-- BEGIN DATASET RECORDS --

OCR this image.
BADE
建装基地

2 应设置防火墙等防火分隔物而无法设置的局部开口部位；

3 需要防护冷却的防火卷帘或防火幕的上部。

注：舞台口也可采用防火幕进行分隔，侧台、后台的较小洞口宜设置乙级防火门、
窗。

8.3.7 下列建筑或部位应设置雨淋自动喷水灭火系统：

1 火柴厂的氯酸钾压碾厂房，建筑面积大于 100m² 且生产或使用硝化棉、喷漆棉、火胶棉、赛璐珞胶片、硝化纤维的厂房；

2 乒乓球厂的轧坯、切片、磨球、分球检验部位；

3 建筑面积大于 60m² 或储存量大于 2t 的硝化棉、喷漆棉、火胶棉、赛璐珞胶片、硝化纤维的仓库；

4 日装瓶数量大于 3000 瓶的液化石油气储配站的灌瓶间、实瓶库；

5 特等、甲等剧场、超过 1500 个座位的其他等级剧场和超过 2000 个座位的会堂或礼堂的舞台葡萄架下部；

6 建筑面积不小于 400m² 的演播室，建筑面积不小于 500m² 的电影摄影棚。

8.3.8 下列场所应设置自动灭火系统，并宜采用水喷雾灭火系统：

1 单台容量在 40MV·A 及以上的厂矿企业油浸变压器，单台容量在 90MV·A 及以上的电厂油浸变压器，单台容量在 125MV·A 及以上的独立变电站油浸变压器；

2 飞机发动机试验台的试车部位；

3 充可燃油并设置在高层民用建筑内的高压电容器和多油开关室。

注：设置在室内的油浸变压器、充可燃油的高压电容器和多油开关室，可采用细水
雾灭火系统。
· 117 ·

-- END DATASET RECORDS --

* [REQUEST]: Each line of the listing should be copied exactly.

* [RESPONSE TO THIS TASK]:
OCR this image.
BADE
建装基地

2 应设置防火墙等防火分隔物而无法设置的局部开口部位；

3 需要防护冷却的防火卷帘或防火幕的上部。

注：舞台口也可采用防火幕进行分隔，侧台、后台的较小洞口宜设置乙级防火门、
窗。

8.3.7 下列建筑或部位应设置雨淋自动喷水灭火系统：

1 火柴厂的氯酸钾压碾厂房，建筑面积大于 100m² 且生产或使用硝化棉、喷漆棉、火胶棉、赛璐珞胶片、硝化纤维的厂房；

2 乒乓球厂的轧坯、切片、磨球、分球检验部位；

3 建筑面积大于 60m² 或储存量大于 2t 的硝化棉、喷漆棉、火胶棉、赛璐珞胶片、硝化纤维的仓库；

4 日装瓶数量大于 3000 瓶的液化石油气储配站的灌瓶间、实瓶库；

5 特等、甲等剧场、超过 1500 个座位的其他等级剧场和超过 2000 个座位的会堂或礼堂的舞台葡萄架下部；

6 建筑面积不小于 400m² 的演播室，建筑面积不小于 500m² 的电影摄影棚。

8.3.8 下列场所应设置自动灭火系统，并宜采用水喷雾灭火系统：

1 单台容量在 40MV·A 及以上的厂矿企业油浸变压器，单台容量在 90MV·A 及以上的电厂油浸变压器，单台容量在 125MV·A 及以上的独立变电站油浸变压器；

2 飞机发动机试验台的试车部位；

3 充可燃油并设置在高层民用建筑内的高压电容器和多油开关室。

注：设置在室内的油浸变压器、充可燃油的高压电容器和多油开关室，可采用细水
雾灭火系统。
· 117 ·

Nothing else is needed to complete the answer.